» **TASK TO COMPLETE**:
Turn the lines of the entries into a JSON list of strings, one string per line, skipping blank lines and leaving out the pictures.

Element box annotations

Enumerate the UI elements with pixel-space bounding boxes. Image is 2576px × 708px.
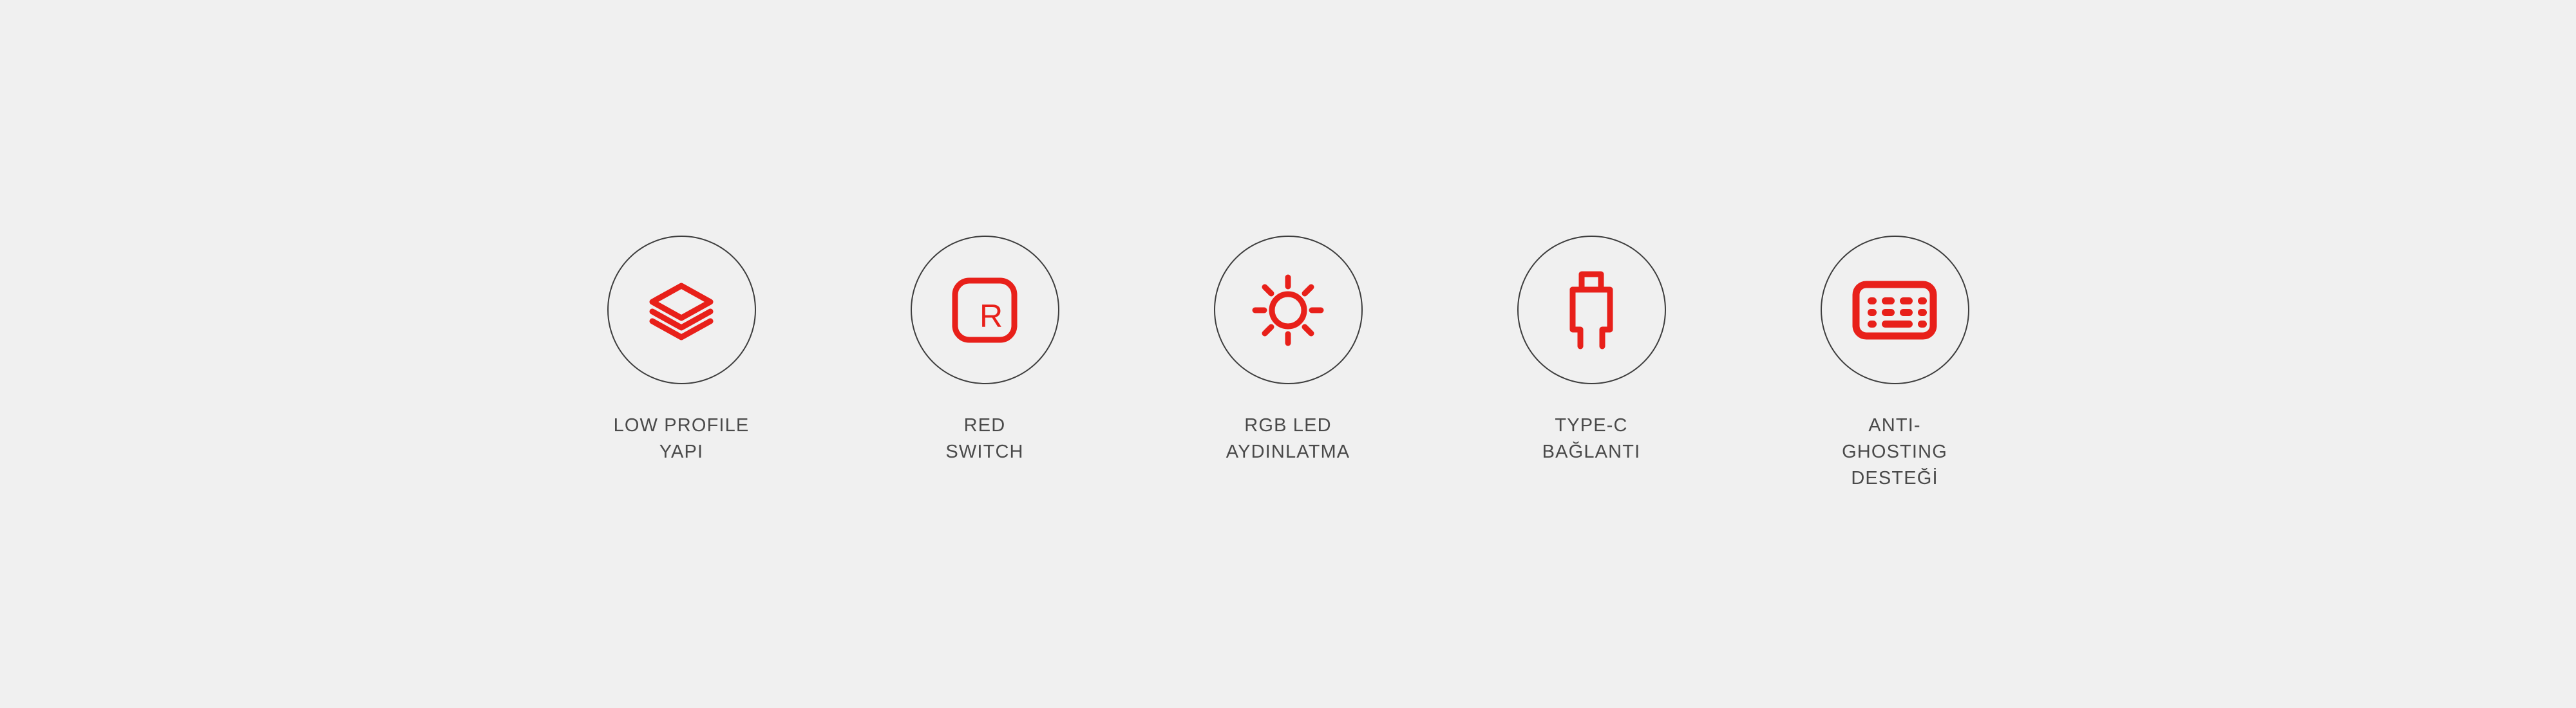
icon-circle-low-profile	[607, 236, 756, 384]
feature-item-red-switch: R RED SWITCH	[911, 236, 1059, 465]
red-switch-key-letter: R	[980, 298, 1003, 334]
feature-label-low-profile: LOW PROFILE YAPI	[614, 413, 750, 465]
icon-circle-type-c	[1517, 236, 1666, 384]
layers-icon	[643, 272, 720, 349]
icon-circle-anti-ghosting	[1821, 236, 1969, 384]
feature-label-rgb-led: RGB LED AYDINLATMA	[1226, 413, 1350, 465]
usb-type-c-connector-icon	[1566, 270, 1616, 350]
keyboard-icon	[1852, 278, 1937, 342]
feature-item-low-profile: LOW PROFILE YAPI	[607, 236, 756, 465]
feature-label-red-switch: RED SWITCH	[945, 413, 1023, 465]
icon-circle-rgb-led	[1214, 236, 1363, 384]
feature-item-type-c: TYPE-C BAĞLANTI	[1517, 236, 1666, 465]
feature-label-type-c: TYPE-C BAĞLANTI	[1542, 413, 1641, 465]
sun-brightness-icon	[1250, 272, 1326, 348]
red-switch-key-icon: R	[950, 275, 1019, 345]
feature-highlights-strip: LOW PROFILE YAPI R RED SWITCH	[0, 0, 2576, 708]
feature-label-anti-ghosting: ANTI-GHOSTING DESTEĞİ	[1821, 413, 1969, 492]
feature-item-rgb-led: RGB LED AYDINLATMA	[1214, 236, 1363, 465]
icon-circle-red-switch: R	[911, 236, 1059, 384]
feature-item-anti-ghosting: ANTI-GHOSTING DESTEĞİ	[1821, 236, 1969, 492]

» **EXERCISE RESPONSE**:
[
  "Enumerate the UI elements with pixel-space bounding boxes. Image is 2576px × 708px.",
  "icon-circle-low-profile\t[607, 236, 756, 384]",
  "feature-item-red-switch: R RED SWITCH\t[911, 236, 1059, 465]",
  "red-switch-key-letter: R\t[980, 298, 1003, 334]",
  "feature-label-low-profile: LOW PROFILE YAPI\t[614, 413, 750, 465]",
  "icon-circle-type-c\t[1517, 236, 1666, 384]",
  "layers-icon\t[643, 272, 720, 349]",
  "icon-circle-anti-ghosting\t[1821, 236, 1969, 384]",
  "feature-label-rgb-led: RGB LED AYDINLATMA\t[1226, 413, 1350, 465]",
  "usb-type-c-connector-icon\t[1566, 270, 1616, 350]",
  "keyboard-icon\t[1852, 278, 1937, 342]",
  "feature-item-low-profile: LOW PROFILE YAPI\t[607, 236, 756, 465]",
  "feature-label-red-switch: RED SWITCH\t[945, 413, 1023, 465]",
  "icon-circle-rgb-led\t[1214, 236, 1363, 384]",
  "feature-item-type-c: TYPE-C BAĞLANTI\t[1517, 236, 1666, 465]",
  "feature-label-type-c: TYPE-C BAĞLANTI\t[1542, 413, 1641, 465]",
  "sun-brightness-icon\t[1250, 272, 1326, 348]",
  "red-switch-key-icon: R\t[950, 275, 1019, 345]",
  "feature-highlights-strip: LOW PROFILE YAPI R RED SWITCH\t[0, 0, 2576, 708]",
  "feature-label-anti-ghosting: ANTI-GHOSTING DESTEĞİ\t[1821, 413, 1969, 492]",
  "feature-item-rgb-led: RGB LED AYDINLATMA\t[1214, 236, 1363, 465]",
  "icon-circle-red-switch: R\t[911, 236, 1059, 384]",
  "feature-item-anti-ghosting: ANTI-GHOSTING DESTEĞİ\t[1821, 236, 1969, 492]"
]